**WHAT IS REQUIRED:** Reproduce every entry that follows word for word, but omit the images.

**DATA IN THIS EXERCISE:**
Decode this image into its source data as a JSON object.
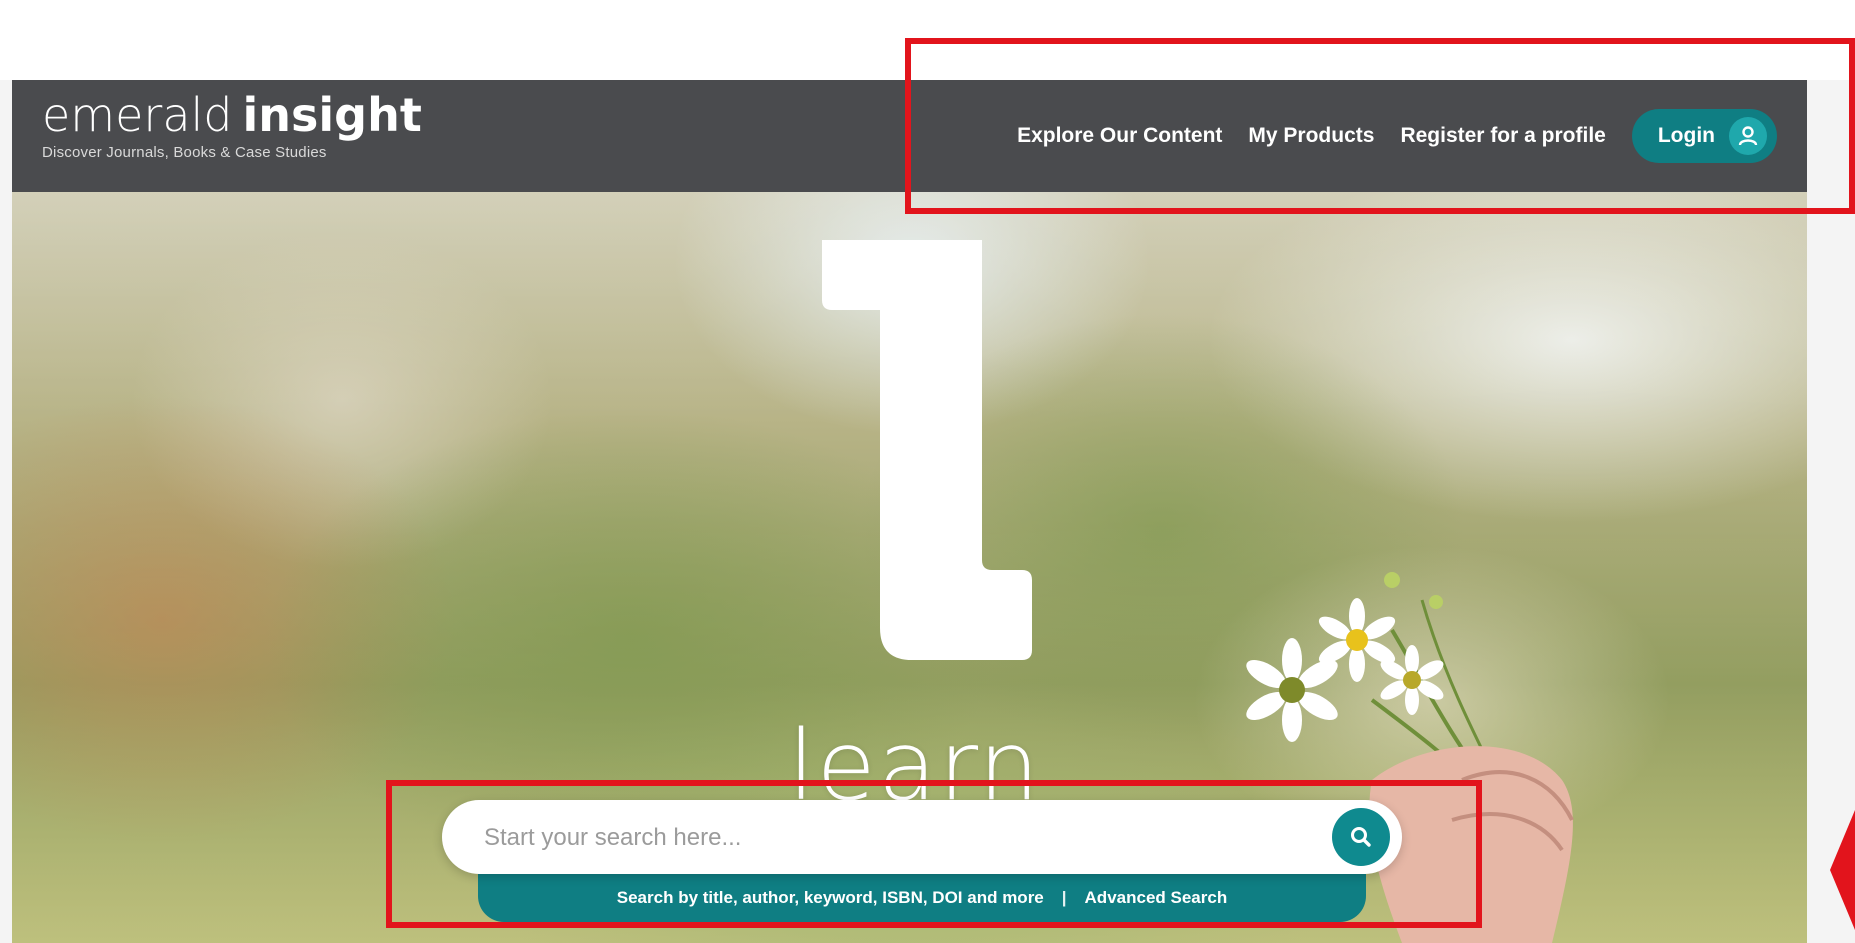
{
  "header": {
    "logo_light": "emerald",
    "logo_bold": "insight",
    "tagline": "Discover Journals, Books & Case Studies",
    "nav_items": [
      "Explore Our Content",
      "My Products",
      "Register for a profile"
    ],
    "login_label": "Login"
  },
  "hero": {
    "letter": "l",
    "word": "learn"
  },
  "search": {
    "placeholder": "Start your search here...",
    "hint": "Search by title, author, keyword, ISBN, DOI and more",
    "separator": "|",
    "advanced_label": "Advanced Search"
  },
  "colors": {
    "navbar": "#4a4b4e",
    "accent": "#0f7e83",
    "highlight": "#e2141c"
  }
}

**REPLY TO THE TASK:**
Decode this image into its source data as a JSON object.
{
  "header": {
    "logo_light": "emerald",
    "logo_bold": "insight",
    "tagline": "Discover Journals, Books & Case Studies",
    "nav_items": [
      "Explore Our Content",
      "My Products",
      "Register for a profile"
    ],
    "login_label": "Login"
  },
  "hero": {
    "letter": "l",
    "word": "learn"
  },
  "search": {
    "placeholder": "Start your search here...",
    "hint": "Search by title, author, keyword, ISBN, DOI and more",
    "separator": "|",
    "advanced_label": "Advanced Search"
  },
  "colors": {
    "navbar": "#4a4b4e",
    "accent": "#0f7e83",
    "highlight": "#e2141c"
  }
}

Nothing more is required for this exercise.